### Problem requirements
Please transcribe the listing below in full and word for word, without its pictures.

(Dataset items)

:::::

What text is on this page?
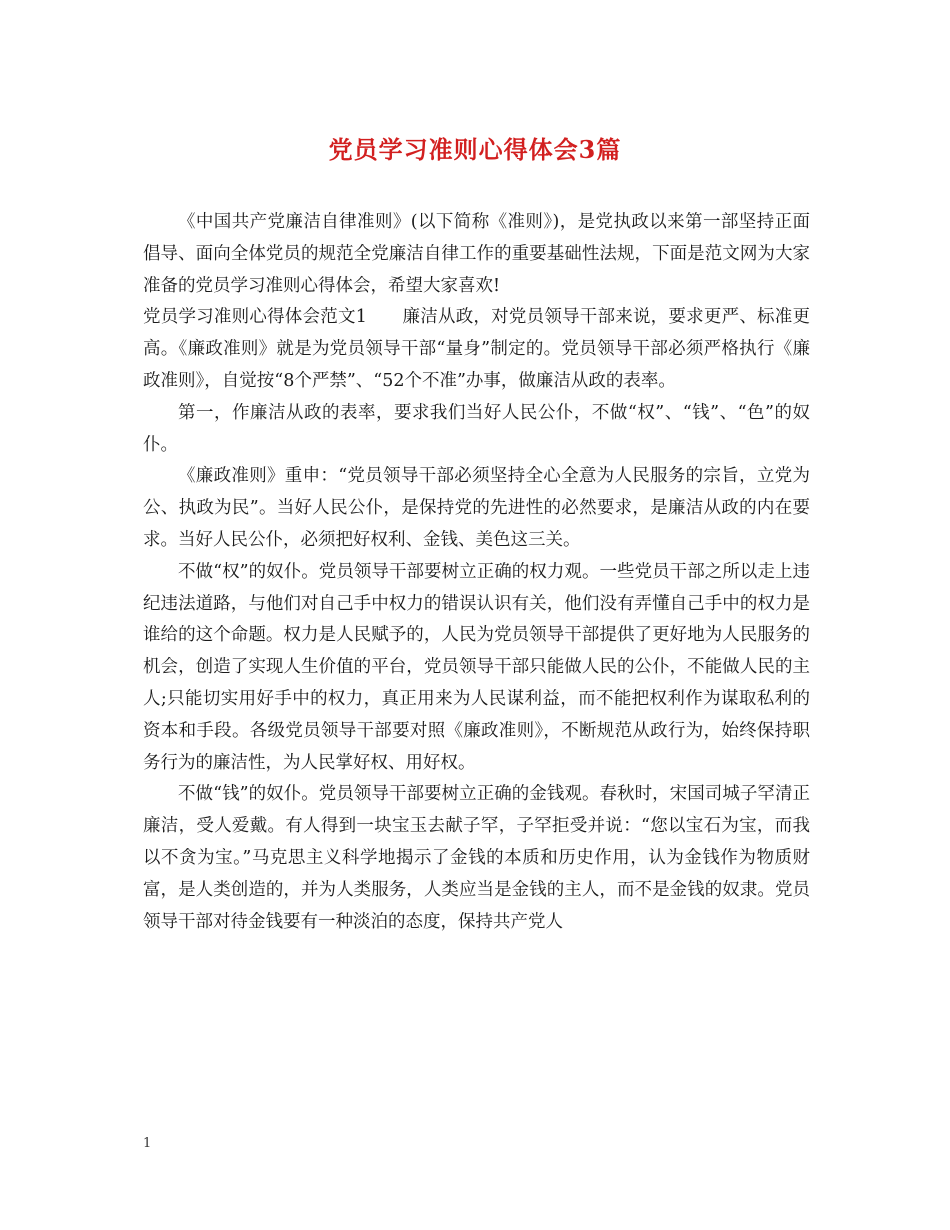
党员学习准则心得体会3篇

《中国共产党廉洁自律准则》(以下简称《准则》)，是党执政以来第一部坚持正面倡导、面向全体党员的规范全党廉洁自律工作的重要基础性法规，下面是范文网为大家准备的党员学习准则心得体会，希望大家喜欢!

党员学习准则心得体会范文1　　廉洁从政，对党员领导干部来说，要求更严、标准更高。《廉政准则》就是为党员领导干部“量身”制定的。党员领导干部必须严格执行《廉政准则》，自觉按“8个严禁”、“52个不准”办事，做廉洁从政的表率。

第一，作廉洁从政的表率，要求我们当好人民公仆，不做“权”、“钱”、“色”的奴仆。

《廉政准则》重申：“党员领导干部必须坚持全心全意为人民服务的宗旨，立党为公、执政为民”。当好人民公仆，是保持党的先进性的必然要求，是廉洁从政的内在要求。当好人民公仆，必须把好权利、金钱、美色这三关。

不做“权”的奴仆。党员领导干部要树立正确的权力观。一些党员干部之所以走上违纪违法道路，与他们对自己手中权力的错误认识有关，他们没有弄懂自己手中的权力是谁给的这个命题。权力是人民赋予的，人民为党员领导干部提供了更好地为人民服务的机会，创造了实现人生价值的平台，党员领导干部只能做人民的公仆，不能做人民的主人;只能切实用好手中的权力，真正用来为人民谋利益，而不能把权利作为谋取私利的资本和手段。各级党员领导干部要对照《廉政准则》，不断规范从政行为，始终保持职务行为的廉洁性，为人民掌好权、用好权。

不做“钱”的奴仆。党员领导干部要树立正确的金钱观。春秋时，宋国司城子罕清正廉洁，受人爱戴。有人得到一块宝玉去献子罕，子罕拒受并说：“您以宝石为宝，而我以不贪为宝。”马克思主义科学地揭示了金钱的本质和历史作用，认为金钱作为物质财富，是人类创造的，并为人类服务，人类应当是金钱的主人，而不是金钱的奴隶。党员领导干部对待金钱要有一种淡泊的态度，保持共产党人

1
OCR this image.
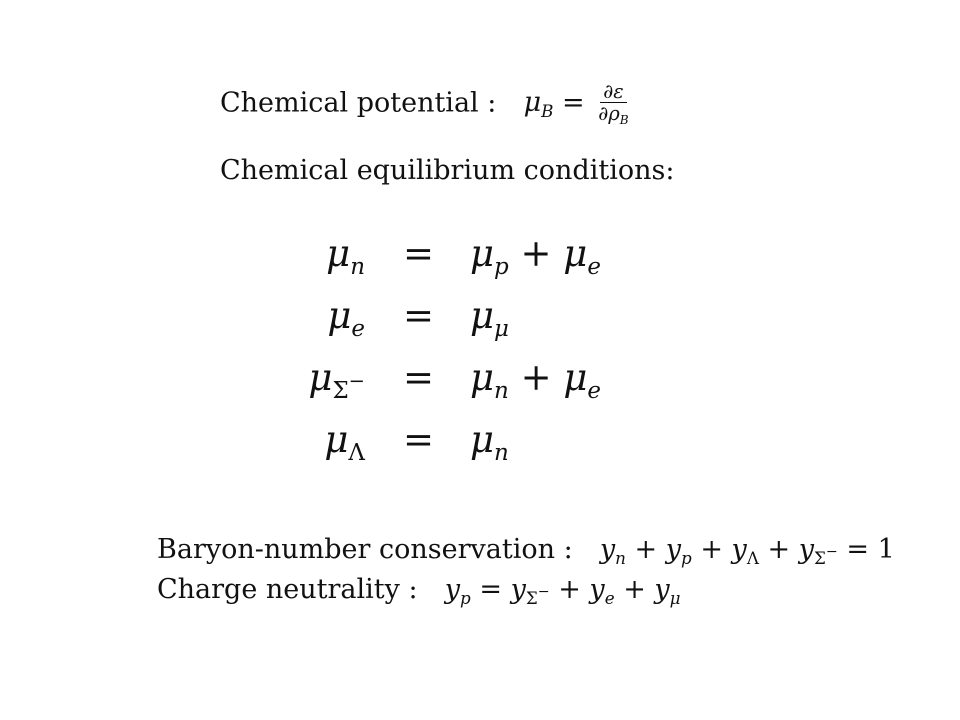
Chemical potential : $\mu_B = \frac{\partial\varepsilon}{\partial\rho_B}$
Chemical equilibrium conditions:
$\mu_n = \mu_p + \mu_e$
$\mu_e = \mu_\mu$
$\mu_{\Sigma^-} = \mu_n + \mu_e$
$\mu_\Lambda = \mu_n$
Baryon-number conservation : $y_n + y_p + y_\Lambda + y_{\Sigma^-} = 1$
Charge neutrality : $y_p = y_{\Sigma^-} + y_e + y_\mu$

:::::

### Response to this task
What text is on this page?
党员学习准则心得体会3篇

《中国共产党廉洁自律准则》(以下简称《准则》)，是党执政以来第一部坚持正面倡导、面向全体党员的规范全党廉洁自律工作的重要基础性法规，下面是范文网为大家准备的党员学习准则心得体会，希望大家喜欢!

党员学习准则心得体会范文1　　廉洁从政，对党员领导干部来说，要求更严、标准更高。《廉政准则》就是为党员领导干部“量身”制定的。党员领导干部必须严格执行《廉政准则》，自觉按“8个严禁”、“52个不准”办事，做廉洁从政的表率。

第一，作廉洁从政的表率，要求我们当好人民公仆，不做“权”、“钱”、“色”的奴仆。

《廉政准则》重申：“党员领导干部必须坚持全心全意为人民服务的宗旨，立党为公、执政为民”。当好人民公仆，是保持党的先进性的必然要求，是廉洁从政的内在要求。当好人民公仆，必须把好权利、金钱、美色这三关。

不做“权”的奴仆。党员领导干部要树立正确的权力观。一些党员干部之所以走上违纪违法道路，与他们对自己手中权力的错误认识有关，他们没有弄懂自己手中的权力是谁给的这个命题。权力是人民赋予的，人民为党员领导干部提供了更好地为人民服务的机会，创造了实现人生价值的平台，党员领导干部只能做人民的公仆，不能做人民的主人;只能切实用好手中的权力，真正用来为人民谋利益，而不能把权利作为谋取私利的资本和手段。各级党员领导干部要对照《廉政准则》，不断规范从政行为，始终保持职务行为的廉洁性，为人民掌好权、用好权。

不做“钱”的奴仆。党员领导干部要树立正确的金钱观。春秋时，宋国司城子罕清正廉洁，受人爱戴。有人得到一块宝玉去献子罕，子罕拒受并说：“您以宝石为宝，而我以不贪为宝。”马克思主义科学地揭示了金钱的本质和历史作用，认为金钱作为物质财富，是人类创造的，并为人类服务，人类应当是金钱的主人，而不是金钱的奴隶。党员领导干部对待金钱要有一种淡泊的态度，保持共产党人

1
OCR this image.
Chemical potential : $\mu_B = \frac{\partial\varepsilon}{\partial\rho_B}$
Chemical equilibrium conditions:
$\mu_n = \mu_p + \mu_e$
$\mu_e = \mu_\mu$
$\mu_{\Sigma^-} = \mu_n + \mu_e$
$\mu_\Lambda = \mu_n$
Baryon-number conservation : $y_n + y_p + y_\Lambda + y_{\Sigma^-} = 1$
Charge neutrality : $y_p = y_{\Sigma^-} + y_e + y_\mu$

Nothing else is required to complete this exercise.